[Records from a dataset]
— START —
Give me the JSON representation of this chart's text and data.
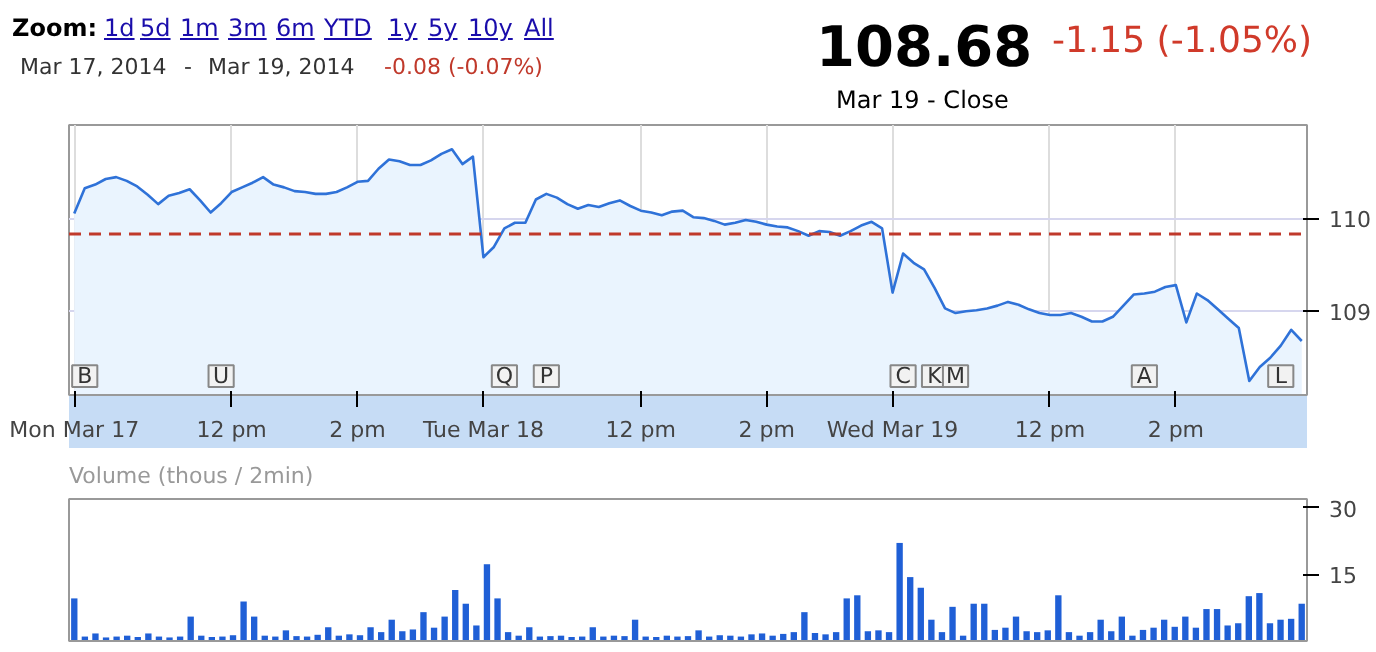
{
  "chart_data": [
    {
      "type": "area",
      "color": "#2f72d8",
      "categories": [
        "Mon Mar 17",
        null,
        null,
        null,
        null,
        null,
        null,
        null,
        null,
        null,
        null,
        null,
        null,
        null,
        null,
        "12 pm",
        null,
        null,
        null,
        null,
        null,
        null,
        null,
        null,
        null,
        null,
        null,
        "2 pm",
        null,
        null,
        null,
        null,
        null,
        null,
        null,
        null,
        null,
        null,
        null,
        "Tue Mar 18",
        null,
        null,
        null,
        null,
        null,
        null,
        null,
        null,
        null,
        null,
        null,
        null,
        null,
        null,
        "12 pm",
        null,
        null,
        null,
        null,
        null,
        null,
        null,
        null,
        null,
        null,
        null,
        "2 pm",
        null,
        null,
        null,
        null,
        null,
        null,
        null,
        null,
        null,
        null,
        null,
        "Wed Mar 19",
        null,
        null,
        null,
        null,
        null,
        null,
        null,
        null,
        null,
        null,
        null,
        null,
        null,
        null,
        "12 pm",
        null,
        null,
        null,
        null,
        null,
        null,
        null,
        null,
        null,
        null,
        null,
        "2 pm",
        null,
        null,
        null,
        null,
        null,
        null,
        null,
        null,
        null,
        null,
        null,
        null
      ],
      "values": [
        110.05,
        110.32,
        110.36,
        110.42,
        110.44,
        110.4,
        110.34,
        110.25,
        110.15,
        110.24,
        110.27,
        110.31,
        110.19,
        110.06,
        110.16,
        110.28,
        110.33,
        110.38,
        110.44,
        110.36,
        110.33,
        110.29,
        110.28,
        110.26,
        110.26,
        110.28,
        110.33,
        110.39,
        110.4,
        110.53,
        110.63,
        110.61,
        110.57,
        110.57,
        110.62,
        110.69,
        110.74,
        110.58,
        110.66,
        109.58,
        109.69,
        109.89,
        109.95,
        109.95,
        110.2,
        110.26,
        110.22,
        110.15,
        110.1,
        110.14,
        110.12,
        110.16,
        110.19,
        110.13,
        110.08,
        110.06,
        110.03,
        110.07,
        110.08,
        110.01,
        110.0,
        109.97,
        109.93,
        109.95,
        109.98,
        109.96,
        109.93,
        109.91,
        109.9,
        109.86,
        109.81,
        109.86,
        109.85,
        109.81,
        109.86,
        109.92,
        109.96,
        109.89,
        109.2,
        109.62,
        109.52,
        109.45,
        109.25,
        109.03,
        108.98,
        109.0,
        109.01,
        109.03,
        109.06,
        109.1,
        109.07,
        109.02,
        108.98,
        108.96,
        108.96,
        108.98,
        108.94,
        108.89,
        108.89,
        108.94,
        109.06,
        109.18,
        109.19,
        109.21,
        109.26,
        109.28,
        108.88,
        109.19,
        109.12,
        109.02,
        108.92,
        108.82,
        108.25,
        108.4,
        108.5,
        108.63,
        108.8,
        108.68
      ],
      "ylim": [
        108.1,
        111.0
      ],
      "yticks": [
        109,
        110
      ],
      "grid": true,
      "ref_lines": [
        {
          "axis": "y",
          "value": 109.83,
          "color": "#c0392b",
          "line_style": "dashed"
        }
      ],
      "annotations": [
        "Zoom:",
        "1d",
        "5d",
        "1m",
        "3m",
        "6m",
        "YTD",
        "1y",
        "5y",
        "10y",
        "All",
        "Mar 17, 2014",
        "-",
        "Mar 19, 2014",
        "-0.08 (-0.07%)",
        "108.68",
        "-1.15 (-1.05%)",
        "Mar 19 - Close",
        "B",
        "U",
        "Q",
        "P",
        "C",
        "K",
        "M",
        "A",
        "L"
      ]
    },
    {
      "type": "bar",
      "title": "Volume (thous / 2min)",
      "color": "#1f5fd6",
      "categories": [
        null,
        null,
        null,
        null,
        null,
        null,
        null,
        null,
        null,
        null,
        null,
        null,
        null,
        null,
        null,
        null,
        null,
        null,
        null,
        null,
        null,
        null,
        null,
        null,
        null,
        null,
        null,
        null,
        null,
        null,
        null,
        null,
        null,
        null,
        null,
        null,
        null,
        null,
        null,
        null,
        null,
        null,
        null,
        null,
        null,
        null,
        null,
        null,
        null,
        null,
        null,
        null,
        null,
        null,
        null,
        null,
        null,
        null,
        null,
        null,
        null,
        null,
        null,
        null,
        null,
        null,
        null,
        null,
        null,
        null,
        null,
        null,
        null,
        null,
        null,
        null,
        null,
        null,
        null,
        null,
        null,
        null,
        null,
        null,
        null,
        null,
        null,
        null,
        null,
        null,
        null,
        null,
        null,
        null,
        null,
        null,
        null,
        null,
        null,
        null,
        null,
        null,
        null,
        null,
        null,
        null,
        null,
        null,
        null,
        null,
        null,
        null,
        null,
        null,
        null,
        null,
        null
      ],
      "values": [
        9.6,
        1.0,
        1.7,
        0.8,
        1.0,
        1.2,
        0.9,
        1.7,
        1.0,
        0.8,
        1.0,
        5.5,
        1.2,
        0.9,
        1.0,
        1.3,
        8.9,
        5.5,
        1.2,
        1.0,
        2.4,
        1.1,
        1.0,
        1.4,
        3.1,
        1.2,
        1.5,
        1.3,
        3.1,
        2.0,
        4.8,
        2.2,
        2.6,
        6.5,
        3.0,
        5.5,
        11.5,
        8.4,
        3.5,
        17.3,
        9.6,
        2.0,
        1.2,
        3.1,
        1.0,
        1.1,
        1.2,
        0.9,
        1.0,
        3.1,
        1.0,
        1.2,
        1.1,
        4.8,
        1.0,
        0.9,
        1.2,
        1.0,
        1.1,
        2.4,
        1.0,
        1.3,
        1.2,
        1.0,
        1.5,
        1.7,
        1.2,
        1.6,
        2.0,
        6.5,
        1.8,
        1.5,
        2.0,
        9.6,
        10.3,
        2.2,
        2.4,
        2.0,
        22.1,
        14.4,
        12.0,
        4.8,
        2.0,
        7.7,
        1.2,
        8.4,
        8.4,
        2.5,
        3.0,
        5.5,
        2.2,
        2.0,
        2.4,
        10.3,
        2.0,
        1.2,
        2.0,
        4.8,
        2.2,
        5.5,
        1.2,
        2.5,
        3.0,
        4.8,
        3.2,
        5.5,
        3.0,
        7.2,
        7.2,
        3.5,
        4.0,
        10.1,
        10.8,
        4.0,
        4.8,
        5.0,
        8.4
      ],
      "ylim": [
        0,
        32
      ],
      "yticks": [
        15,
        30
      ],
      "tick_labels": "y"
    }
  ]
}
— END —
> _What the task requires_: Your answer should be a single number: the count of lines that contain "color".

> _Result_: 3